* **Directions**: Gather up the lines that contain "with".

* **Data records**:
--

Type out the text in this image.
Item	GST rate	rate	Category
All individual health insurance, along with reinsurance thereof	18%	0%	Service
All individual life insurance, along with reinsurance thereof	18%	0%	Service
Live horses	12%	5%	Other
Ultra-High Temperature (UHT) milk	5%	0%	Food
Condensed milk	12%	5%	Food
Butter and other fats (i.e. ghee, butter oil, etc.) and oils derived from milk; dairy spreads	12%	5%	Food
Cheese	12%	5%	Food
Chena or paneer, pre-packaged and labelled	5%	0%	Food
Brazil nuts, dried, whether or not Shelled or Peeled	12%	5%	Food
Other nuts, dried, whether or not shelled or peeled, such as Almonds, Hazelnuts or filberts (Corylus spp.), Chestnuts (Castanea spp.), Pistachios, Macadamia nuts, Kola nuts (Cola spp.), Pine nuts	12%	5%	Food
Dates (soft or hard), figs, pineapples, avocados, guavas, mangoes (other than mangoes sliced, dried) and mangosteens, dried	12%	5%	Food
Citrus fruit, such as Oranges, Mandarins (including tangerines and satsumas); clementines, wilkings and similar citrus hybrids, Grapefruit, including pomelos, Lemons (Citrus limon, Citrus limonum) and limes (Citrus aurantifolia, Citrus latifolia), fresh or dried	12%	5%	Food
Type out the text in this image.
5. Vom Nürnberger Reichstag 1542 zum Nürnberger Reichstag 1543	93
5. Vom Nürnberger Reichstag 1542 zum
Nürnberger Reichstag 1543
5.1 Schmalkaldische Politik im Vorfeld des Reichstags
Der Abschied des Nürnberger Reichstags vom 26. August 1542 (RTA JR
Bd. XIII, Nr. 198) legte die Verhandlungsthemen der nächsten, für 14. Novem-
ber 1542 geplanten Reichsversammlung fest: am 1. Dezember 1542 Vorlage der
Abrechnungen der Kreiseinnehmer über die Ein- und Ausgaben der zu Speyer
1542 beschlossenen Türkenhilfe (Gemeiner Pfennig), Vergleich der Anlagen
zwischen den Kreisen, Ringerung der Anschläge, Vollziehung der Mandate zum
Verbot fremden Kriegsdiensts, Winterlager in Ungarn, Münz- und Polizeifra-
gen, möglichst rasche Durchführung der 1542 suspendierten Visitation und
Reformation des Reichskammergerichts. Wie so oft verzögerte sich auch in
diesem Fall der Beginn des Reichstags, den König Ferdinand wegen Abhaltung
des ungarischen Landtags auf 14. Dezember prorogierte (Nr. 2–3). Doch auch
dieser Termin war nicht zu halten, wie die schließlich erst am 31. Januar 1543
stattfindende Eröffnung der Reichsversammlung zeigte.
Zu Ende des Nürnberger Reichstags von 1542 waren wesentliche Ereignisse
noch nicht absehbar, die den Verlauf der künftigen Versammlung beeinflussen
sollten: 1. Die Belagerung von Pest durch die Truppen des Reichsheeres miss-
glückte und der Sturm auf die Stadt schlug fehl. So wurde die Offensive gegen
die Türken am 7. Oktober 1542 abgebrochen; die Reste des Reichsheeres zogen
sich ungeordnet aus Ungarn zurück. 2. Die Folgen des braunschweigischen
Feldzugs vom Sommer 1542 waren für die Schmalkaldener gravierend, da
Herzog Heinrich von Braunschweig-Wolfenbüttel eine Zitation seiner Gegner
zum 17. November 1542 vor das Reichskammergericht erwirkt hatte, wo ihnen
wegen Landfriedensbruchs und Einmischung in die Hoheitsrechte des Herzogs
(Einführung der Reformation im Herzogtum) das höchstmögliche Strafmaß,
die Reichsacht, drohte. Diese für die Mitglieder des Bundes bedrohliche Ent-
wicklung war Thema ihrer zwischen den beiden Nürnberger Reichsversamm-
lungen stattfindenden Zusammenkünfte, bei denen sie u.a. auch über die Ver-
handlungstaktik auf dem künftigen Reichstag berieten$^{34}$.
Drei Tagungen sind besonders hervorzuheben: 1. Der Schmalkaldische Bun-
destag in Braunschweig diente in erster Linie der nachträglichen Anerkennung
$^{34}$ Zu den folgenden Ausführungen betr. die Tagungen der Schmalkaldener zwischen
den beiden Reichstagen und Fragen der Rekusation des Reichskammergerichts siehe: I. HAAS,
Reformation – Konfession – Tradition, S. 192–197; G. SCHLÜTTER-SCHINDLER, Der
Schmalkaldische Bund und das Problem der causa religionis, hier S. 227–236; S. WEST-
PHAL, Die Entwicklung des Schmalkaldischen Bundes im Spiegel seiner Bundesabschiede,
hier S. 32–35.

--

* **Solved exercise**:
All individual health insurance, along with reinsurance thereof	18%	0%	Service
All individual life insurance, along with reinsurance thereof	18%	0%	Service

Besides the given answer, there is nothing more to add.